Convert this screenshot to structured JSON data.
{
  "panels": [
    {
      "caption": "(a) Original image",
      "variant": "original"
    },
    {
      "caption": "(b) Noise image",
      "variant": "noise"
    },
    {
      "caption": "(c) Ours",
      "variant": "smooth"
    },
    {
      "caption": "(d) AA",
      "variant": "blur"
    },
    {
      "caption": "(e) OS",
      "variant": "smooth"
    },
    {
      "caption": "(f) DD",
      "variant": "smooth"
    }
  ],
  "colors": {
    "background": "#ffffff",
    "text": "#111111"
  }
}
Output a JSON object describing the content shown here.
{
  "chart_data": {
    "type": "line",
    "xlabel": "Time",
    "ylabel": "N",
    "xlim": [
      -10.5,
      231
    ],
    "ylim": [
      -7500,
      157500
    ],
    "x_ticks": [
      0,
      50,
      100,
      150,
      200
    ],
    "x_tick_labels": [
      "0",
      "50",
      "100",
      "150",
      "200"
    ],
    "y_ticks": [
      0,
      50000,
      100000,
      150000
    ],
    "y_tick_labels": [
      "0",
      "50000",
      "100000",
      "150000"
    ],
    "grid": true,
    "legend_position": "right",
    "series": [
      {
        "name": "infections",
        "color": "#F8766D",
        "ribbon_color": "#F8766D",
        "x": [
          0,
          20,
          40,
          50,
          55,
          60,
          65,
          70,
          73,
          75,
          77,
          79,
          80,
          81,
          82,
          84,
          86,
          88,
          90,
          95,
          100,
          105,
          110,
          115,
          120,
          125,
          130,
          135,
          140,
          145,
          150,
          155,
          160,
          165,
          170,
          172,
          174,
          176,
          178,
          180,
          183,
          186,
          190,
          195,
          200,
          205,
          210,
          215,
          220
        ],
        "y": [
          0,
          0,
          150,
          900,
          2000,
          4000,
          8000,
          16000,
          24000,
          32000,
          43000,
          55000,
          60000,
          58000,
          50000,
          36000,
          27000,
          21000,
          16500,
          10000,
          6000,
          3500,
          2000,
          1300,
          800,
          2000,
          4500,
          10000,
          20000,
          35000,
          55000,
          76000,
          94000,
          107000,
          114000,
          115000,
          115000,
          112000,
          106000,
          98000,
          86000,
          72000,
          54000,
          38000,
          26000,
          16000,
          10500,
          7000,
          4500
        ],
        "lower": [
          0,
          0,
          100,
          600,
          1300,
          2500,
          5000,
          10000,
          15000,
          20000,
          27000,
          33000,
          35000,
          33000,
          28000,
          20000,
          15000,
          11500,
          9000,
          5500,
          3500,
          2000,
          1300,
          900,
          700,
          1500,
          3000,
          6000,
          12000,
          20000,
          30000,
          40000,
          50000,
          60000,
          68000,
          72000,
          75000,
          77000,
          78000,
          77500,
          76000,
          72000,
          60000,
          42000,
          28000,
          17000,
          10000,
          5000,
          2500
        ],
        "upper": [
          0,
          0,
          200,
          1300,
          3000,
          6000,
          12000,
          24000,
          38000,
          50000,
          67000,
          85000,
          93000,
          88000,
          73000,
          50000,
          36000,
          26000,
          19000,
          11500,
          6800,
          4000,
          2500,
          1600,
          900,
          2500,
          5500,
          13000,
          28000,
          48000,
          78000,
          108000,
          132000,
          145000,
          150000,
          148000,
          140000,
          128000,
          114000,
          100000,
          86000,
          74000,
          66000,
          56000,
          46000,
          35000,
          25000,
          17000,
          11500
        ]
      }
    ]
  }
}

━━━━━━━━━━

# Instructions to follow
Pick out and copy the lines of the material that include the word "JSON".

# Right answer
Convert this screenshot to structured JSON data.
Output a JSON object describing the content shown here.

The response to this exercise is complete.